> [GOAL OF THE EXERCISE] Would you please output all the records exactly as given? Pictures should not appear in the copy.

━━━ RAW DATA ━━━

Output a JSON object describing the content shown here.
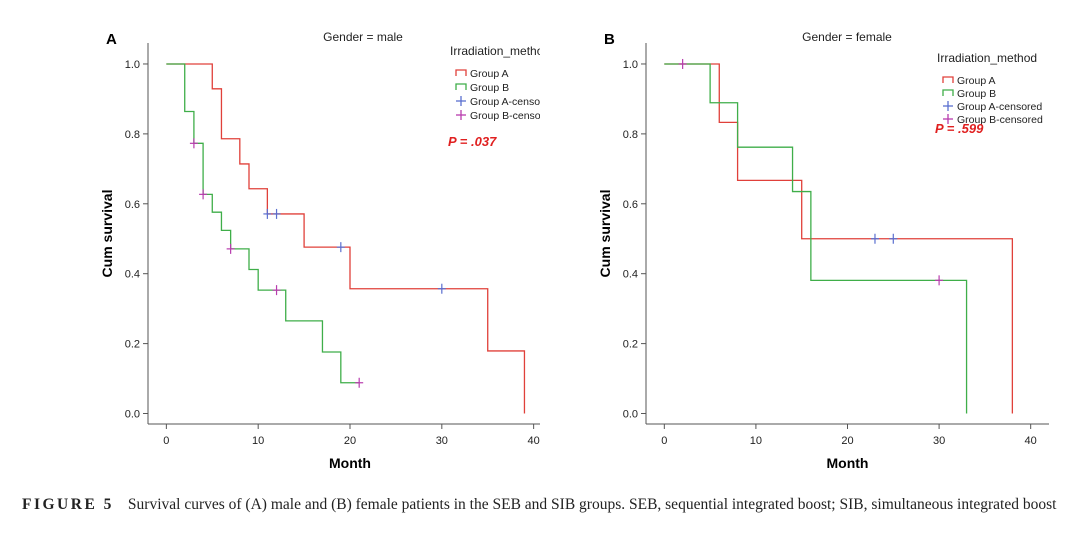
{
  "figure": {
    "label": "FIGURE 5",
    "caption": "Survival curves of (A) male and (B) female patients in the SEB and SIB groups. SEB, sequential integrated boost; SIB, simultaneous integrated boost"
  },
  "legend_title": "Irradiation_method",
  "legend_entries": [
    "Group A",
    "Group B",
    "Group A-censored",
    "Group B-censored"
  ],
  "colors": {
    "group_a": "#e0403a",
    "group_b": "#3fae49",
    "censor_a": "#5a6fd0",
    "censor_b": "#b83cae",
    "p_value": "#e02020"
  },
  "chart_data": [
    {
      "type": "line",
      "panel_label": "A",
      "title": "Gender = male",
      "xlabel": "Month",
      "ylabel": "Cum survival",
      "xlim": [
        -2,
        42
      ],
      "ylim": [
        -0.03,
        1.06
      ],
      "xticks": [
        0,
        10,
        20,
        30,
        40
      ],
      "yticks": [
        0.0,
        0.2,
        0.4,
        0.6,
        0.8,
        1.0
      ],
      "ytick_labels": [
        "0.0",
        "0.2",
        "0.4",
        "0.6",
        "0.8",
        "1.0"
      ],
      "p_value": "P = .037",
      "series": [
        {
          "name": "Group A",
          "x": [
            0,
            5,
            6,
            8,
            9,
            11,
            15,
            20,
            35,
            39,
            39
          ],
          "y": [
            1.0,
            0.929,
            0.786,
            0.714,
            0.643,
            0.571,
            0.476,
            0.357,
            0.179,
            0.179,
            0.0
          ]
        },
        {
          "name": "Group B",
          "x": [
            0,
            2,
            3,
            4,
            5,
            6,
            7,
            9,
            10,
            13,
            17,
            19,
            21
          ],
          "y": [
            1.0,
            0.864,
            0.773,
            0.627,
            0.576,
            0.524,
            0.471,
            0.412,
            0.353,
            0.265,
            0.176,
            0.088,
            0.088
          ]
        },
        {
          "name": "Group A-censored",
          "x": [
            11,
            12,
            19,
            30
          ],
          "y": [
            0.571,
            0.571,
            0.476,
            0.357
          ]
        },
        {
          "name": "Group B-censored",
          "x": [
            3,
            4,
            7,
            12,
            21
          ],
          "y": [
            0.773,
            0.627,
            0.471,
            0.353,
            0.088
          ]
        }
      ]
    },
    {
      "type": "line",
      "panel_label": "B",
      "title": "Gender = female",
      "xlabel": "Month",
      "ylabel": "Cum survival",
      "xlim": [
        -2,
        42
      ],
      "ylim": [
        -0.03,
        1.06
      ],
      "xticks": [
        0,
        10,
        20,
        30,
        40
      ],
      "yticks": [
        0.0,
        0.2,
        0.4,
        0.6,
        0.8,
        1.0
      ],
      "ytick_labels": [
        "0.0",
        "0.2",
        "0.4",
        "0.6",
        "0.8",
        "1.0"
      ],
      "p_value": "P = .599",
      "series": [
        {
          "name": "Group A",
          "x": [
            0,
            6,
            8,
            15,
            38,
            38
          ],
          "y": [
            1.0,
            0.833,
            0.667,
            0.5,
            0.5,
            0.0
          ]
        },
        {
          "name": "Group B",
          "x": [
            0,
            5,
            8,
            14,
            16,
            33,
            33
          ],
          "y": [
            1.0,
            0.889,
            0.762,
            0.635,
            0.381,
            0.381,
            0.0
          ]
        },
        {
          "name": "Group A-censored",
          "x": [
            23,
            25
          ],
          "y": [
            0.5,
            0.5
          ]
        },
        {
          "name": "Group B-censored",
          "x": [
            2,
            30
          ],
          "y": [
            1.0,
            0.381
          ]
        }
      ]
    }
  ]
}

━━━

> [WRITTEN RESPONSE]
Output a JSON object describing the content shown here.
{
  "figure": {
    "label": "FIGURE 5",
    "caption": "Survival curves of (A) male and (B) female patients in the SEB and SIB groups. SEB, sequential integrated boost; SIB, simultaneous integrated boost"
  },
  "legend_title": "Irradiation_method",
  "legend_entries": [
    "Group A",
    "Group B",
    "Group A-censored",
    "Group B-censored"
  ],
  "colors": {
    "group_a": "#e0403a",
    "group_b": "#3fae49",
    "censor_a": "#5a6fd0",
    "censor_b": "#b83cae",
    "p_value": "#e02020"
  },
  "chart_data": [
    {
      "type": "line",
      "panel_label": "A",
      "title": "Gender = male",
      "xlabel": "Month",
      "ylabel": "Cum survival",
      "xlim": [
        -2,
        42
      ],
      "ylim": [
        -0.03,
        1.06
      ],
      "xticks": [
        0,
        10,
        20,
        30,
        40
      ],
      "yticks": [
        0.0,
        0.2,
        0.4,
        0.6,
        0.8,
        1.0
      ],
      "ytick_labels": [
        "0.0",
        "0.2",
        "0.4",
        "0.6",
        "0.8",
        "1.0"
      ],
      "p_value": "P = .037",
      "series": [
        {
          "name": "Group A",
          "x": [
            0,
            5,
            6,
            8,
            9,
            11,
            15,
            20,
            35,
            39,
            39
          ],
          "y": [
            1.0,
            0.929,
            0.786,
            0.714,
            0.643,
            0.571,
            0.476,
            0.357,
            0.179,
            0.179,
            0.0
          ]
        },
        {
          "name": "Group B",
          "x": [
            0,
            2,
            3,
            4,
            5,
            6,
            7,
            9,
            10,
            13,
            17,
            19,
            21
          ],
          "y": [
            1.0,
            0.864,
            0.773,
            0.627,
            0.576,
            0.524,
            0.471,
            0.412,
            0.353,
            0.265,
            0.176,
            0.088,
            0.088
          ]
        },
        {
          "name": "Group A-censored",
          "x": [
            11,
            12,
            19,
            30
          ],
          "y": [
            0.571,
            0.571,
            0.476,
            0.357
          ]
        },
        {
          "name": "Group B-censored",
          "x": [
            3,
            4,
            7,
            12,
            21
          ],
          "y": [
            0.773,
            0.627,
            0.471,
            0.353,
            0.088
          ]
        }
      ]
    },
    {
      "type": "line",
      "panel_label": "B",
      "title": "Gender = female",
      "xlabel": "Month",
      "ylabel": "Cum survival",
      "xlim": [
        -2,
        42
      ],
      "ylim": [
        -0.03,
        1.06
      ],
      "xticks": [
        0,
        10,
        20,
        30,
        40
      ],
      "yticks": [
        0.0,
        0.2,
        0.4,
        0.6,
        0.8,
        1.0
      ],
      "ytick_labels": [
        "0.0",
        "0.2",
        "0.4",
        "0.6",
        "0.8",
        "1.0"
      ],
      "p_value": "P = .599",
      "series": [
        {
          "name": "Group A",
          "x": [
            0,
            6,
            8,
            15,
            38,
            38
          ],
          "y": [
            1.0,
            0.833,
            0.667,
            0.5,
            0.5,
            0.0
          ]
        },
        {
          "name": "Group B",
          "x": [
            0,
            5,
            8,
            14,
            16,
            33,
            33
          ],
          "y": [
            1.0,
            0.889,
            0.762,
            0.635,
            0.381,
            0.381,
            0.0
          ]
        },
        {
          "name": "Group A-censored",
          "x": [
            23,
            25
          ],
          "y": [
            0.5,
            0.5
          ]
        },
        {
          "name": "Group B-censored",
          "x": [
            2,
            30
          ],
          "y": [
            1.0,
            0.381
          ]
        }
      ]
    }
  ]
}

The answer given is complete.